:: Input

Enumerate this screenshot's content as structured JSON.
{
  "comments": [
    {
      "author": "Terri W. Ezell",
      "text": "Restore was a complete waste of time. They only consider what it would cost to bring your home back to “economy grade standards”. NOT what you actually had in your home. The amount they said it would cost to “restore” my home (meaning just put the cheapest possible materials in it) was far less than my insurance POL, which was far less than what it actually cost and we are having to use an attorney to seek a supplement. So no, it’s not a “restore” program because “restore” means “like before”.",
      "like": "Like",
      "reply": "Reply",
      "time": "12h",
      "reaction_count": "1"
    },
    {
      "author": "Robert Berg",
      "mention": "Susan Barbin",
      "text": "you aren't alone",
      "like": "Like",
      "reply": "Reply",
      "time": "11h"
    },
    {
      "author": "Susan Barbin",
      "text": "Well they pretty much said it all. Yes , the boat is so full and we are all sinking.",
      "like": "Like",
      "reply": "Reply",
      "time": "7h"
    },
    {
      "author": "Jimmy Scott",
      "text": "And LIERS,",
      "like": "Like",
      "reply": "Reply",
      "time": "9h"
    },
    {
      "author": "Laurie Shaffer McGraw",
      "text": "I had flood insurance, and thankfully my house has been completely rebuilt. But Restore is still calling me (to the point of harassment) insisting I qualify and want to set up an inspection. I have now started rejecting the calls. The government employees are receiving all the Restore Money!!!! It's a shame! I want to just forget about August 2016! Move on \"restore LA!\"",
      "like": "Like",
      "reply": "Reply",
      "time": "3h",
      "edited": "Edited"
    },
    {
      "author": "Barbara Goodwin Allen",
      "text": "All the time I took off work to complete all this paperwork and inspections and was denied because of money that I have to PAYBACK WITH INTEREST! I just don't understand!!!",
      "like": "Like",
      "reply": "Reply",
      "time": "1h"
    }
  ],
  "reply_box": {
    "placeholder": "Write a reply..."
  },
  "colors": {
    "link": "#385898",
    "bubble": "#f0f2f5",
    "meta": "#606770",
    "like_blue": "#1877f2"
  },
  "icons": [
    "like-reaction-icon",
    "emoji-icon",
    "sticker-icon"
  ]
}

::::

Repeat the material word for word, in full.

Result of the exercise:
Enumerate this screenshot's content as structured JSON.
{
  "comments": [
    {
      "author": "Terri W. Ezell",
      "text": "Restore was a complete waste of time. They only consider what it would cost to bring your home back to “economy grade standards”. NOT what you actually had in your home. The amount they said it would cost to “restore” my home (meaning just put the cheapest possible materials in it) was far less than my insurance POL, which was far less than what it actually cost and we are having to use an attorney to seek a supplement. So no, it’s not a “restore” program because “restore” means “like before”.",
      "like": "Like",
      "reply": "Reply",
      "time": "12h",
      "reaction_count": "1"
    },
    {
      "author": "Robert Berg",
      "mention": "Susan Barbin",
      "text": "you aren't alone",
      "like": "Like",
      "reply": "Reply",
      "time": "11h"
    },
    {
      "author": "Susan Barbin",
      "text": "Well they pretty much said it all. Yes , the boat is so full and we are all sinking.",
      "like": "Like",
      "reply": "Reply",
      "time": "7h"
    },
    {
      "author": "Jimmy Scott",
      "text": "And LIERS,",
      "like": "Like",
      "reply": "Reply",
      "time": "9h"
    },
    {
      "author": "Laurie Shaffer McGraw",
      "text": "I had flood insurance, and thankfully my house has been completely rebuilt. But Restore is still calling me (to the point of harassment) insisting I qualify and want to set up an inspection. I have now started rejecting the calls. The government employees are receiving all the Restore Money!!!! It's a shame! I want to just forget about August 2016! Move on \"restore LA!\"",
      "like": "Like",
      "reply": "Reply",
      "time": "3h",
      "edited": "Edited"
    },
    {
      "author": "Barbara Goodwin Allen",
      "text": "All the time I took off work to complete all this paperwork and inspections and was denied because of money that I have to PAYBACK WITH INTEREST! I just don't understand!!!",
      "like": "Like",
      "reply": "Reply",
      "time": "1h"
    }
  ],
  "reply_box": {
    "placeholder": "Write a reply..."
  },
  "colors": {
    "link": "#385898",
    "bubble": "#f0f2f5",
    "meta": "#606770",
    "like_blue": "#1877f2"
  },
  "icons": [
    "like-reaction-icon",
    "emoji-icon",
    "sticker-icon"
  ]
}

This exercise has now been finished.